What is asked >> Gather up the lines that contain "components".

_ _ _ _ _

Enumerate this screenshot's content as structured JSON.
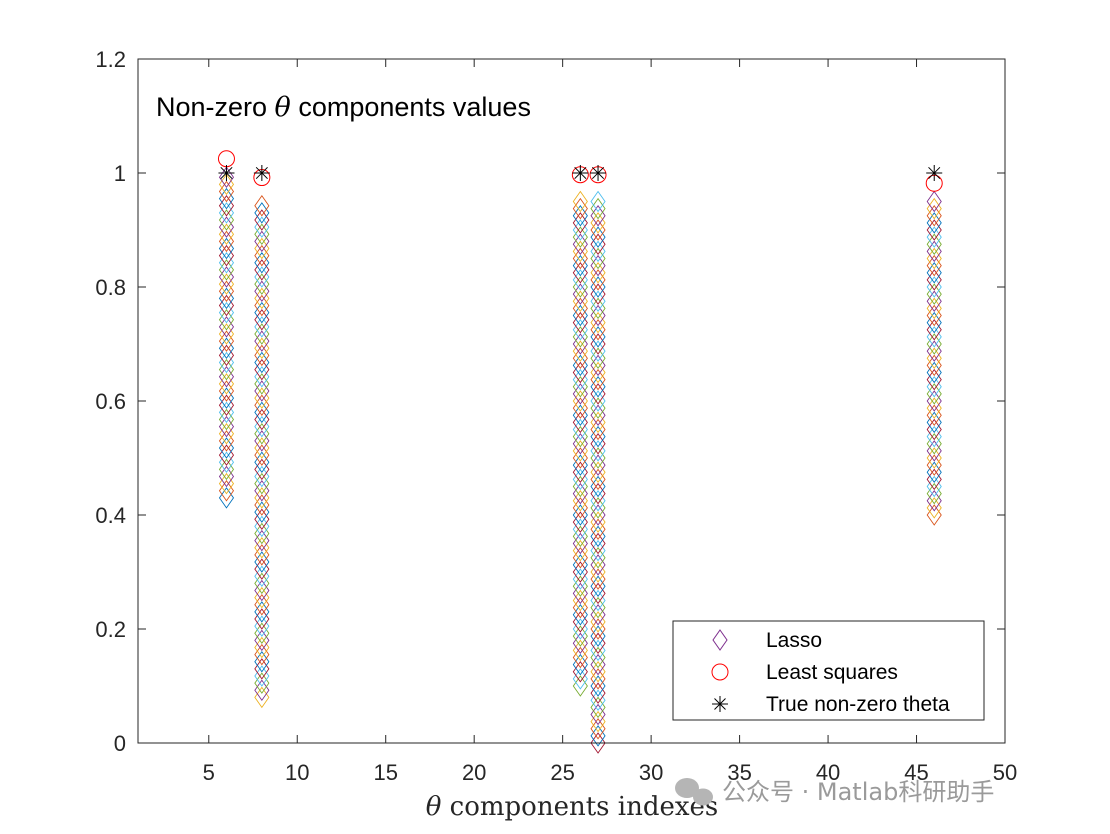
{
  "chart_data": {
    "type": "scatter",
    "title_prefix": "Non-zero ",
    "title_symbol": "θ",
    "title_suffix": " components values",
    "xlabel_symbol": "θ",
    "xlabel_text": " components indexes",
    "ylabel": "",
    "xlim": [
      1,
      50
    ],
    "ylim": [
      0,
      1.2
    ],
    "xticks": [
      5,
      10,
      15,
      20,
      25,
      30,
      35,
      40,
      45,
      50
    ],
    "yticks": [
      0,
      0.2,
      0.4,
      0.6,
      0.8,
      1,
      1.2
    ],
    "ytick_labels": [
      "0",
      "0.2",
      "0.4",
      "0.6",
      "0.8",
      "1",
      "1.2"
    ],
    "grid": false,
    "legend_position": "bottom-right",
    "series": [
      {
        "name": "Lasso",
        "marker": "diamond",
        "note": "coefficient path values over many regularization levels",
        "paths": [
          {
            "x": 6,
            "min": 0.43,
            "max": 1.0,
            "step": 0.0125
          },
          {
            "x": 8,
            "min": 0.08,
            "max": 0.95,
            "step": 0.0125
          },
          {
            "x": 26,
            "min": 0.1,
            "max": 0.95,
            "step": 0.0125
          },
          {
            "x": 27,
            "min": 0.0,
            "max": 0.95,
            "step": 0.0125
          },
          {
            "x": 46,
            "min": 0.4,
            "max": 0.96,
            "step": 0.0125
          }
        ]
      },
      {
        "name": "Least squares",
        "marker": "circle",
        "color": "#ff0000",
        "x": [
          6,
          8,
          26,
          27,
          46
        ],
        "y": [
          1.025,
          0.992,
          0.997,
          0.997,
          0.982
        ]
      },
      {
        "name": "True non-zero theta",
        "marker": "asterisk",
        "color": "#000000",
        "x": [
          6,
          8,
          26,
          27,
          46
        ],
        "y": [
          1,
          1,
          1,
          1,
          1
        ]
      }
    ],
    "lasso_colors": [
      "#0072bd",
      "#d95319",
      "#edb120",
      "#7e2f8e",
      "#77ac30",
      "#4dbeee",
      "#a2142f"
    ]
  },
  "watermark": {
    "text": "公众号 · Matlab科研助手",
    "icon": "wechat-icon"
  }
}
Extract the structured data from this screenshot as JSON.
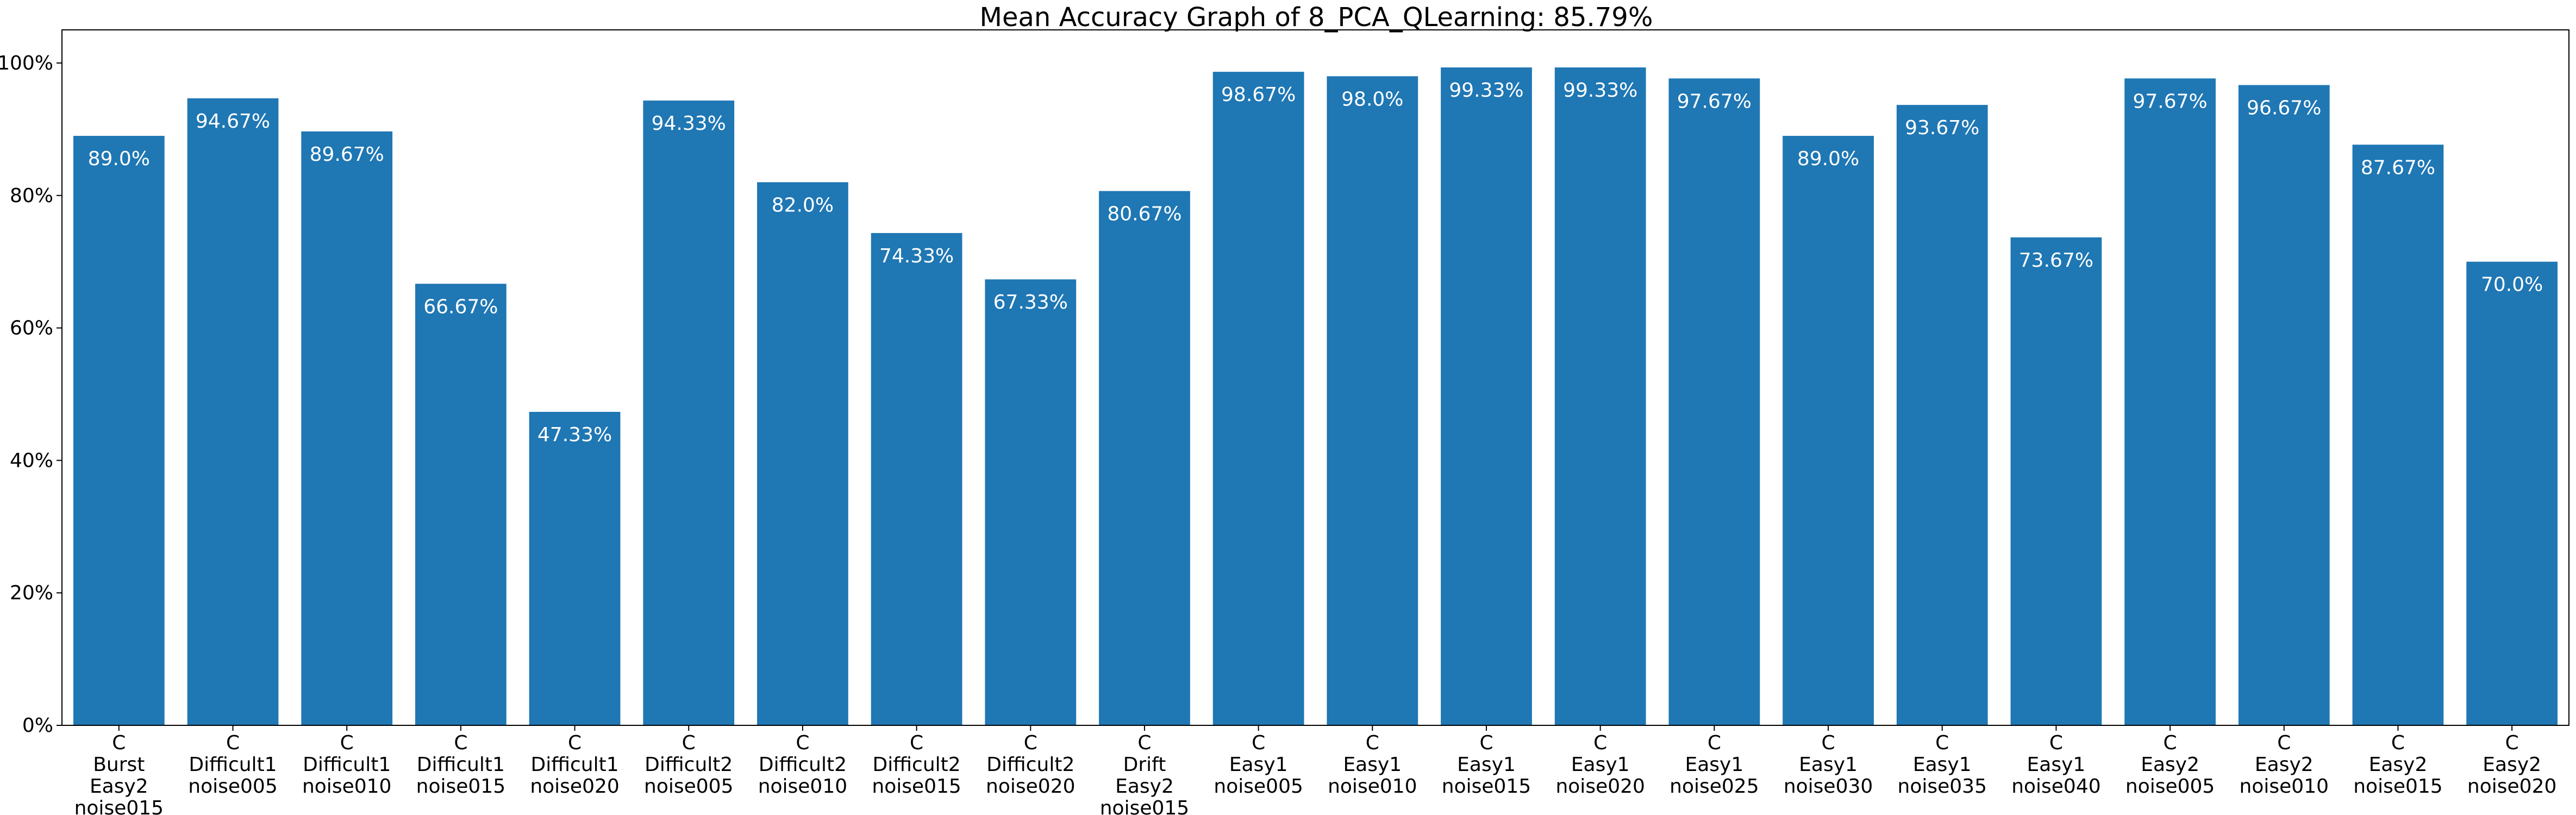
{
  "chart_data": {
    "type": "bar",
    "title": "Mean Accuracy Graph of 8_PCA_QLearning: 85.79%",
    "xlabel": "",
    "ylabel": "",
    "ylim": [
      0,
      105
    ],
    "yticks": [
      0,
      20,
      40,
      60,
      80,
      100
    ],
    "ytick_labels": [
      "0%",
      "20%",
      "40%",
      "60%",
      "80%",
      "100%"
    ],
    "grid": false,
    "bar_color": "#1f77b4",
    "categories": [
      [
        "C",
        "Burst",
        "Easy2",
        "noise015"
      ],
      [
        "C",
        "Difficult1",
        "noise005"
      ],
      [
        "C",
        "Difficult1",
        "noise010"
      ],
      [
        "C",
        "Difficult1",
        "noise015"
      ],
      [
        "C",
        "Difficult1",
        "noise020"
      ],
      [
        "C",
        "Difficult2",
        "noise005"
      ],
      [
        "C",
        "Difficult2",
        "noise010"
      ],
      [
        "C",
        "Difficult2",
        "noise015"
      ],
      [
        "C",
        "Difficult2",
        "noise020"
      ],
      [
        "C",
        "Drift",
        "Easy2",
        "noise015"
      ],
      [
        "C",
        "Easy1",
        "noise005"
      ],
      [
        "C",
        "Easy1",
        "noise010"
      ],
      [
        "C",
        "Easy1",
        "noise015"
      ],
      [
        "C",
        "Easy1",
        "noise020"
      ],
      [
        "C",
        "Easy1",
        "noise025"
      ],
      [
        "C",
        "Easy1",
        "noise030"
      ],
      [
        "C",
        "Easy1",
        "noise035"
      ],
      [
        "C",
        "Easy1",
        "noise040"
      ],
      [
        "C",
        "Easy2",
        "noise005"
      ],
      [
        "C",
        "Easy2",
        "noise010"
      ],
      [
        "C",
        "Easy2",
        "noise015"
      ],
      [
        "C",
        "Easy2",
        "noise020"
      ]
    ],
    "values": [
      89.0,
      94.67,
      89.67,
      66.67,
      47.33,
      94.33,
      82.0,
      74.33,
      67.33,
      80.67,
      98.67,
      98.0,
      99.33,
      99.33,
      97.67,
      89.0,
      93.67,
      73.67,
      97.67,
      96.67,
      87.67,
      70.0
    ],
    "data_labels": [
      "89.0%",
      "94.67%",
      "89.67%",
      "66.67%",
      "47.33%",
      "94.33%",
      "82.0%",
      "74.33%",
      "67.33%",
      "80.67%",
      "98.67%",
      "98.0%",
      "99.33%",
      "99.33%",
      "97.67%",
      "89.0%",
      "93.67%",
      "73.67%",
      "97.67%",
      "96.67%",
      "87.67%",
      "70.0%"
    ]
  }
}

_ _ _ _ _

Response >>
    "title_suffix": " components values",
    "xlabel_text": " components indexes",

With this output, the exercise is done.